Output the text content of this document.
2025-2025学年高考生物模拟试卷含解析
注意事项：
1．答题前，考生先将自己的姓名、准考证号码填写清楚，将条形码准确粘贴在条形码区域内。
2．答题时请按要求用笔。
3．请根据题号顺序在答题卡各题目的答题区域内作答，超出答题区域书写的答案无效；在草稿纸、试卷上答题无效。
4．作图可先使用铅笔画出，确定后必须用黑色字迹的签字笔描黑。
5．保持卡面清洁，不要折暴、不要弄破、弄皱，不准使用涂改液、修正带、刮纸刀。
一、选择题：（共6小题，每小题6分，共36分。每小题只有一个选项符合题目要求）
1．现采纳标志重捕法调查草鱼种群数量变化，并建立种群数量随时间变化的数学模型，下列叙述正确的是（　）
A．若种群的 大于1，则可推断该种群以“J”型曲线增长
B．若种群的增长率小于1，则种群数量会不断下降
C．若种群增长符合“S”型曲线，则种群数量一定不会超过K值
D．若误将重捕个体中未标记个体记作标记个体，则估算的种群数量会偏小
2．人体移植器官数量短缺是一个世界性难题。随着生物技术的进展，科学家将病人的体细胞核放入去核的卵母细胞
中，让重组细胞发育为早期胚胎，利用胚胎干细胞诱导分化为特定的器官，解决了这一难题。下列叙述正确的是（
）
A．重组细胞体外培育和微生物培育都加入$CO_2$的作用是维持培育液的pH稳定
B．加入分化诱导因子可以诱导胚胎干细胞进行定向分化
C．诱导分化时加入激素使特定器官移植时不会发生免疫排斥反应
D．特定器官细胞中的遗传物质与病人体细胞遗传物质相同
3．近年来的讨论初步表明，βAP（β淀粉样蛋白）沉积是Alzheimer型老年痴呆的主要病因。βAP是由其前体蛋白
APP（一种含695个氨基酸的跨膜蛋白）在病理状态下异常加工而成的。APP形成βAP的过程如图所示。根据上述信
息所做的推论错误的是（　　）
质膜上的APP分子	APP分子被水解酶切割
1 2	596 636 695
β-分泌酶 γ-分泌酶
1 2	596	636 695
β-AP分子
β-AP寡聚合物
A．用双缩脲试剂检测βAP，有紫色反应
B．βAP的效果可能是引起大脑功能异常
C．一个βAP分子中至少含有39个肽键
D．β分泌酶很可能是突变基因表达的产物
----
Extract the full set of entries word for word.

■ Solution below ■
Output the text content of this document.
2025-2025学年高考生物模拟试卷含解析
注意事项：
1．答题前，考生先将自己的姓名、准考证号码填写清楚，将条形码准确粘贴在条形码区域内。
2．答题时请按要求用笔。
3．请根据题号顺序在答题卡各题目的答题区域内作答，超出答题区域书写的答案无效；在草稿纸、试卷上答题无效。
4．作图可先使用铅笔画出，确定后必须用黑色字迹的签字笔描黑。
5．保持卡面清洁，不要折暴、不要弄破、弄皱，不准使用涂改液、修正带、刮纸刀。
一、选择题：（共6小题，每小题6分，共36分。每小题只有一个选项符合题目要求）
1．现采纳标志重捕法调查草鱼种群数量变化，并建立种群数量随时间变化的数学模型，下列叙述正确的是（　）
A．若种群的 大于1，则可推断该种群以“J”型曲线增长
B．若种群的增长率小于1，则种群数量会不断下降
C．若种群增长符合“S”型曲线，则种群数量一定不会超过K值
D．若误将重捕个体中未标记个体记作标记个体，则估算的种群数量会偏小
2．人体移植器官数量短缺是一个世界性难题。随着生物技术的进展，科学家将病人的体细胞核放入去核的卵母细胞
中，让重组细胞发育为早期胚胎，利用胚胎干细胞诱导分化为特定的器官，解决了这一难题。下列叙述正确的是（
）
A．重组细胞体外培育和微生物培育都加入$CO_2$的作用是维持培育液的pH稳定
B．加入分化诱导因子可以诱导胚胎干细胞进行定向分化
C．诱导分化时加入激素使特定器官移植时不会发生免疫排斥反应
D．特定器官细胞中的遗传物质与病人体细胞遗传物质相同
3．近年来的讨论初步表明，βAP（β淀粉样蛋白）沉积是Alzheimer型老年痴呆的主要病因。βAP是由其前体蛋白
APP（一种含695个氨基酸的跨膜蛋白）在病理状态下异常加工而成的。APP形成βAP的过程如图所示。根据上述信
息所做的推论错误的是（　　）
质膜上的APP分子	APP分子被水解酶切割
1 2	596 636 695
β-分泌酶 γ-分泌酶
1 2	596	636 695
β-AP分子
β-AP寡聚合物
A．用双缩脲试剂检测βAP，有紫色反应
B．βAP的效果可能是引起大脑功能异常
C．一个βAP分子中至少含有39个肽键
D．β分泌酶很可能是突变基因表达的产物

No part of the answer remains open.